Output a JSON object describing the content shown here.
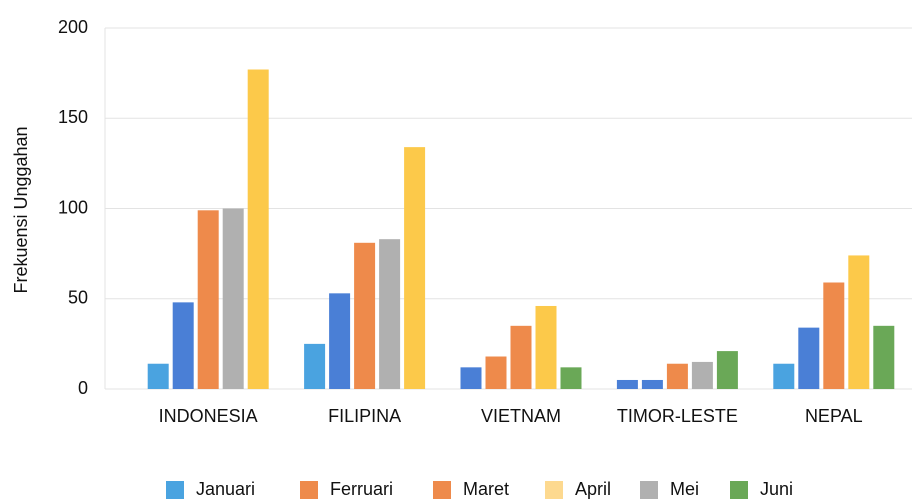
{
  "chart_data": {
    "type": "bar",
    "y_label": "Frekuensi Unggahan",
    "categories": [
      "INDONESIA",
      "FILIPINA",
      "VIETNAM",
      "TIMOR-LESTE",
      "NEPAL"
    ],
    "bar_values": [
      [
        14,
        48,
        99,
        100,
        177
      ],
      [
        25,
        53,
        81,
        83,
        134
      ],
      [
        12,
        18,
        35,
        46,
        12
      ],
      [
        5,
        5,
        14,
        15,
        21
      ],
      [
        14,
        34,
        59,
        74,
        35
      ]
    ],
    "bar_colors": [
      [
        "#4aa3e0",
        "#4a7fd6",
        "#ee8a4b",
        "#b0b0b0",
        "#fcc94a"
      ],
      [
        "#4aa3e0",
        "#4a7fd6",
        "#ee8a4b",
        "#b0b0b0",
        "#fcc94a"
      ],
      [
        "#4a7fd6",
        "#ee8a4b",
        "#ee8a4b",
        "#fcc94a",
        "#6aa857"
      ],
      [
        "#4a7fd6",
        "#4a7fd6",
        "#ee8a4b",
        "#b0b0b0",
        "#6aa857"
      ],
      [
        "#4aa3e0",
        "#4a7fd6",
        "#ee8a4b",
        "#fcc94a",
        "#6aa857"
      ]
    ],
    "legend": [
      {
        "name": "Januari",
        "color": "#4aa3e0"
      },
      {
        "name": "Ferruari",
        "color": "#ee8a4b"
      },
      {
        "name": "Maret",
        "color": "#ee8a4b"
      },
      {
        "name": "April",
        "color": "#fdd98f"
      },
      {
        "name": "Mei",
        "color": "#b0b0b0"
      },
      {
        "name": "Juni",
        "color": "#6aa857"
      }
    ],
    "ylim": [
      0,
      200
    ],
    "yticks": [
      0,
      50,
      100,
      150,
      200
    ],
    "grid": true
  }
}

----

Written request
From the records above, pull out every line containing the word "name".

The result
        "name": "Januari",
        "name": "Ferruari",
        "name": "Maret",
        "name": "April",
        "name": "Mei",
        "name": "Juni",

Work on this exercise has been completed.